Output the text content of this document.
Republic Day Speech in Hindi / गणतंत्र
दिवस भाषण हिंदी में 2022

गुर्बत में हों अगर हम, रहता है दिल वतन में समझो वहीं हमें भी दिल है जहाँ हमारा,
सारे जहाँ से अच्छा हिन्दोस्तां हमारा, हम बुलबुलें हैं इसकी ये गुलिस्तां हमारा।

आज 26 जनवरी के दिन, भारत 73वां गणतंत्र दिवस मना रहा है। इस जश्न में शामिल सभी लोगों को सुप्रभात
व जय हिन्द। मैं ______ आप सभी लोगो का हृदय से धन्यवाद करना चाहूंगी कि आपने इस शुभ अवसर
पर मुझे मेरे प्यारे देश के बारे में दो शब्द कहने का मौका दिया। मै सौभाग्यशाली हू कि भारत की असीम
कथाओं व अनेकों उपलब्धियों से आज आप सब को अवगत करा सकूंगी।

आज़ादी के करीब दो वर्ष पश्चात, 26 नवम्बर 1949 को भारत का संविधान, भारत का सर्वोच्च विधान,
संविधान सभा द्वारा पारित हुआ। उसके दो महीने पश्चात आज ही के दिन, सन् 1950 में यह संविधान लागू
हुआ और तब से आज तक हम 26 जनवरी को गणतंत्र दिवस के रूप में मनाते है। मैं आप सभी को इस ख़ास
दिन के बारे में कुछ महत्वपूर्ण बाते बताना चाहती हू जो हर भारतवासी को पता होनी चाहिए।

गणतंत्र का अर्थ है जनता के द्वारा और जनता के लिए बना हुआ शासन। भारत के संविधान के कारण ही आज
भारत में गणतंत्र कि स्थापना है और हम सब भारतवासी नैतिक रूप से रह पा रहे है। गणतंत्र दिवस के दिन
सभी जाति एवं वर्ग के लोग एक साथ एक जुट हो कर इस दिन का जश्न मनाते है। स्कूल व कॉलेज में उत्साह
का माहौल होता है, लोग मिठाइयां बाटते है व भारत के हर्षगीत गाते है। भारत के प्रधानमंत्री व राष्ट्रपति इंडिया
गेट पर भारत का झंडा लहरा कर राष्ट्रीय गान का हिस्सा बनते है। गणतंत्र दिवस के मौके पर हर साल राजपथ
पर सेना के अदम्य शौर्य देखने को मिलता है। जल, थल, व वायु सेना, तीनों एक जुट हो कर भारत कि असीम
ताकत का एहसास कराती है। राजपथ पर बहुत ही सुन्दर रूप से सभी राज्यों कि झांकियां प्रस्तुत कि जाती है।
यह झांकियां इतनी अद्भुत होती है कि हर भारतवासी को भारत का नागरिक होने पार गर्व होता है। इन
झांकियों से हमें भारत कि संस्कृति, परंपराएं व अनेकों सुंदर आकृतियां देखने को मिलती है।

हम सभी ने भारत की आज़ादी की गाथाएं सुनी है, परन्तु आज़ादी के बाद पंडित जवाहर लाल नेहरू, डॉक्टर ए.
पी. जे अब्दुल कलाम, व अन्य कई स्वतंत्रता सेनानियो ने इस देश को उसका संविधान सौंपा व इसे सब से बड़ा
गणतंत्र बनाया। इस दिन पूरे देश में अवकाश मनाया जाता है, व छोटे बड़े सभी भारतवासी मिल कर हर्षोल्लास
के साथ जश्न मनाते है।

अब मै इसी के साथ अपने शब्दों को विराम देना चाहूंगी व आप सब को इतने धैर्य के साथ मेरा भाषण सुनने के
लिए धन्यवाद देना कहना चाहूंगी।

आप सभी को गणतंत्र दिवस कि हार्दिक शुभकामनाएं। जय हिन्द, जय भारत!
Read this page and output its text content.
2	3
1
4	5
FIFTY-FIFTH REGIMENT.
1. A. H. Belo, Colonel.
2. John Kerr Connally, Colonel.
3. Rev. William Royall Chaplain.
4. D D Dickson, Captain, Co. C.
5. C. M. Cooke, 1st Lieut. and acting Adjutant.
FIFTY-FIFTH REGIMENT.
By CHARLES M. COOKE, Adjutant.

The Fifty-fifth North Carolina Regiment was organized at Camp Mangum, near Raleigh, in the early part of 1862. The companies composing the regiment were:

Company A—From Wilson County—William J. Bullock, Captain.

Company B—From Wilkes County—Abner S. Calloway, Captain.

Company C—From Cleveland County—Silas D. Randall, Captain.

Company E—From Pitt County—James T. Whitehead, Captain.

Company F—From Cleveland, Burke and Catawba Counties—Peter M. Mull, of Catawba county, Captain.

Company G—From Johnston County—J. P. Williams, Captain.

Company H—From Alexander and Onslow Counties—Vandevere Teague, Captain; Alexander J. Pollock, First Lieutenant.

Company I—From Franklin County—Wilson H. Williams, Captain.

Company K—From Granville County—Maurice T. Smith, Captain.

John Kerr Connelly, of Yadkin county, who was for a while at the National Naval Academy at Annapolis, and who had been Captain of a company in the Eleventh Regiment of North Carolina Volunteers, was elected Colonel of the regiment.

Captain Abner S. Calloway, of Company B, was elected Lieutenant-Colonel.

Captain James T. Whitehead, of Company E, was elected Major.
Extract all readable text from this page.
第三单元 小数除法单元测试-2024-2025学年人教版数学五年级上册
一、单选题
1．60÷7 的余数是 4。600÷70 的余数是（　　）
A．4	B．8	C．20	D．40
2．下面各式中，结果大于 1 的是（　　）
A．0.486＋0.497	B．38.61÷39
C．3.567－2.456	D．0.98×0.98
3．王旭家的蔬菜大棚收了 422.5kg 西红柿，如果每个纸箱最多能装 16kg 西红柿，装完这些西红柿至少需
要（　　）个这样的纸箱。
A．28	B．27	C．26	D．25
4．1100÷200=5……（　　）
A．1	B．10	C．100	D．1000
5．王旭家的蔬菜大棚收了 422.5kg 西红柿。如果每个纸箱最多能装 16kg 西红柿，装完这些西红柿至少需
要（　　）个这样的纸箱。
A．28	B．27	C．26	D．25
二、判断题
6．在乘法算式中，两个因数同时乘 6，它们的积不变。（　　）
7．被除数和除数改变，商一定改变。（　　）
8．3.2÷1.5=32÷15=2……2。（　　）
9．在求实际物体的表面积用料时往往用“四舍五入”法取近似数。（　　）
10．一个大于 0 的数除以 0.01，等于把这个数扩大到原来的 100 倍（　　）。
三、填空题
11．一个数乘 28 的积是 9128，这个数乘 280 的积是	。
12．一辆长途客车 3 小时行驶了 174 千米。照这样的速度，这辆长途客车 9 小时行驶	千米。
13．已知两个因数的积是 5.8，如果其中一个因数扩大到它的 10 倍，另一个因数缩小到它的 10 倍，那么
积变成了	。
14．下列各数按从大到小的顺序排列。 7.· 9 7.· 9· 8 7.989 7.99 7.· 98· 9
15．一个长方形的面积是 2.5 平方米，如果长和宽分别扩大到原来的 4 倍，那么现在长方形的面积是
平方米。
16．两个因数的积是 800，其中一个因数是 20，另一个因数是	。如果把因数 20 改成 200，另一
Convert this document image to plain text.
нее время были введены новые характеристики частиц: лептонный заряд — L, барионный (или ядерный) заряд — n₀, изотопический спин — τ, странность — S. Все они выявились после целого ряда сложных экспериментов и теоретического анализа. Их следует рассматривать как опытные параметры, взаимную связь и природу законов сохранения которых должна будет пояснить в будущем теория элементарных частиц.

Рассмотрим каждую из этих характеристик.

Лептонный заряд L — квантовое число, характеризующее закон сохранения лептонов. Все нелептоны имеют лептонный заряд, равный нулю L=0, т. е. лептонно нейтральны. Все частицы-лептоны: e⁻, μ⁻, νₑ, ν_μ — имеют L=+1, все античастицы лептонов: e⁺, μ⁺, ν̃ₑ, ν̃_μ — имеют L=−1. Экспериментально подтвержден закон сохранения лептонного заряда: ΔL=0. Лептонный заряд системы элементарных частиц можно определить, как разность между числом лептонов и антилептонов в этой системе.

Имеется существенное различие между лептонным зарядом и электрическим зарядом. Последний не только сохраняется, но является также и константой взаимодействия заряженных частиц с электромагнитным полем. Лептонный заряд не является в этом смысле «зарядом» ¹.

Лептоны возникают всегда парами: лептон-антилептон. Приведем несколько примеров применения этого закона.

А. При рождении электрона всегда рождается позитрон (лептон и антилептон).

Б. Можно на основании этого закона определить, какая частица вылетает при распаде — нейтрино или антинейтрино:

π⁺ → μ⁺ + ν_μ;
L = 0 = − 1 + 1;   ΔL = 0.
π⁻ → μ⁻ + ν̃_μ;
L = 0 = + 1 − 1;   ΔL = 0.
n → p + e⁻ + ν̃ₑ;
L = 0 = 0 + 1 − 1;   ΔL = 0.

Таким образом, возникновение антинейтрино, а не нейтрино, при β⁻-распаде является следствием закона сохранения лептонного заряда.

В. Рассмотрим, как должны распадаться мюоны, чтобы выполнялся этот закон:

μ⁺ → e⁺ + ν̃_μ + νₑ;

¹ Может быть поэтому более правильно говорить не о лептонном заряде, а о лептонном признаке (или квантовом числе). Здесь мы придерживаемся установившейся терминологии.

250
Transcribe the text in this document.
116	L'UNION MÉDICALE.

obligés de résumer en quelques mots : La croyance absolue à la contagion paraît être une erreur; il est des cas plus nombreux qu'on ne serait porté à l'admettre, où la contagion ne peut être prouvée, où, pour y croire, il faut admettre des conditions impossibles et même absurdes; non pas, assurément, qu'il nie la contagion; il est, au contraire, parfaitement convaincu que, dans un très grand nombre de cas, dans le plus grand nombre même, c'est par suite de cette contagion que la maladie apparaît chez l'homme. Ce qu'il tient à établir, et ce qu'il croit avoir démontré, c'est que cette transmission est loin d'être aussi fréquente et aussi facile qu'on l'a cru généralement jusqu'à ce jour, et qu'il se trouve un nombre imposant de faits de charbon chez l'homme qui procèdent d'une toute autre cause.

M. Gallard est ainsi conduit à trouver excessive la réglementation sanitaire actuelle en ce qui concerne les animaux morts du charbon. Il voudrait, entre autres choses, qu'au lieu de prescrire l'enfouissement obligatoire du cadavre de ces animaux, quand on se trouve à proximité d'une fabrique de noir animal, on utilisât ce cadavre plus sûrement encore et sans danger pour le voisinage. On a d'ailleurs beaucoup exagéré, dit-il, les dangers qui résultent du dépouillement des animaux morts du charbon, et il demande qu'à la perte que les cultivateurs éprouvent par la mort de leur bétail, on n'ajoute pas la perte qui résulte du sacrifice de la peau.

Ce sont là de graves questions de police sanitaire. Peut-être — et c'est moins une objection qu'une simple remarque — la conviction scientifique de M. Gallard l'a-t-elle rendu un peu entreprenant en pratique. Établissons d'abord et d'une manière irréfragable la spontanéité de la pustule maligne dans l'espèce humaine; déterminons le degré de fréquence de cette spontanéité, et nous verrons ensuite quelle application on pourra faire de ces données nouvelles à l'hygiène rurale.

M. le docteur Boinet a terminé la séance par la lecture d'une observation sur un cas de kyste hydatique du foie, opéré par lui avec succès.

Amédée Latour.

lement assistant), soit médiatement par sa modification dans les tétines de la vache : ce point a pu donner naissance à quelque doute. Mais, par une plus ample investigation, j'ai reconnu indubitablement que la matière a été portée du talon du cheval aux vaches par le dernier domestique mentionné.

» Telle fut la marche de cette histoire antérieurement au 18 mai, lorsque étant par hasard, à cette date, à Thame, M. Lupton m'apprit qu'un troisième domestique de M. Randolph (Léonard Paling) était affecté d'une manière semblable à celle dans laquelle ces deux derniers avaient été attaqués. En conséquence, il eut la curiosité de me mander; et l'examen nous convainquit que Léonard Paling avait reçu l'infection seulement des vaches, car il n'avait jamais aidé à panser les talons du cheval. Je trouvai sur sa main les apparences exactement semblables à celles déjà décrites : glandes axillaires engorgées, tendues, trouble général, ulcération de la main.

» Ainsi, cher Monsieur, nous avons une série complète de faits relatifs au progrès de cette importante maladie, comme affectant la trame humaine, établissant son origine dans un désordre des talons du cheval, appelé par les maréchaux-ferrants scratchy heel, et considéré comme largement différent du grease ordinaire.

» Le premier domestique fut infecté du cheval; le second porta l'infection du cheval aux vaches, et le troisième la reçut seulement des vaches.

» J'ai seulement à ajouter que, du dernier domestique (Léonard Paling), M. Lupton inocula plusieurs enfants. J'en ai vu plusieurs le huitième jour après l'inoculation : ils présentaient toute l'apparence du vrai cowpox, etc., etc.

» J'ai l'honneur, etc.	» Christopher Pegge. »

----

_Request_
Only lines holding the string "troisième" are wanted; gather each one from the entries above.

_Finished exercise_
» Telle fut la marche de cette histoire antérieurement au 18 mai, lorsque étant par hasard, à cette date, à Thame, M. Lupton m'apprit qu'un troisième domestique de M. Randolph (Léonard Paling) était affecté d'une manière semblable à celle dans laquelle ces deux derniers avaient été attaqués. En conséquence, il eut la curiosité de me mander; et l'examen nous convainquit que Léonard Paling avait reçu l'infection seulement des vaches, car il n'avait jamais aidé à panser les talons du cheval. Je trouvai sur sa main les apparences exactement semblables à celles déjà décrites : glandes axillaires engorgées, tendues, trouble général, ulcération de la main.
» Le premier domestique fut infecté du cheval; le second porta l'infection du cheval aux vaches, et le troisième la reçut seulement des vaches.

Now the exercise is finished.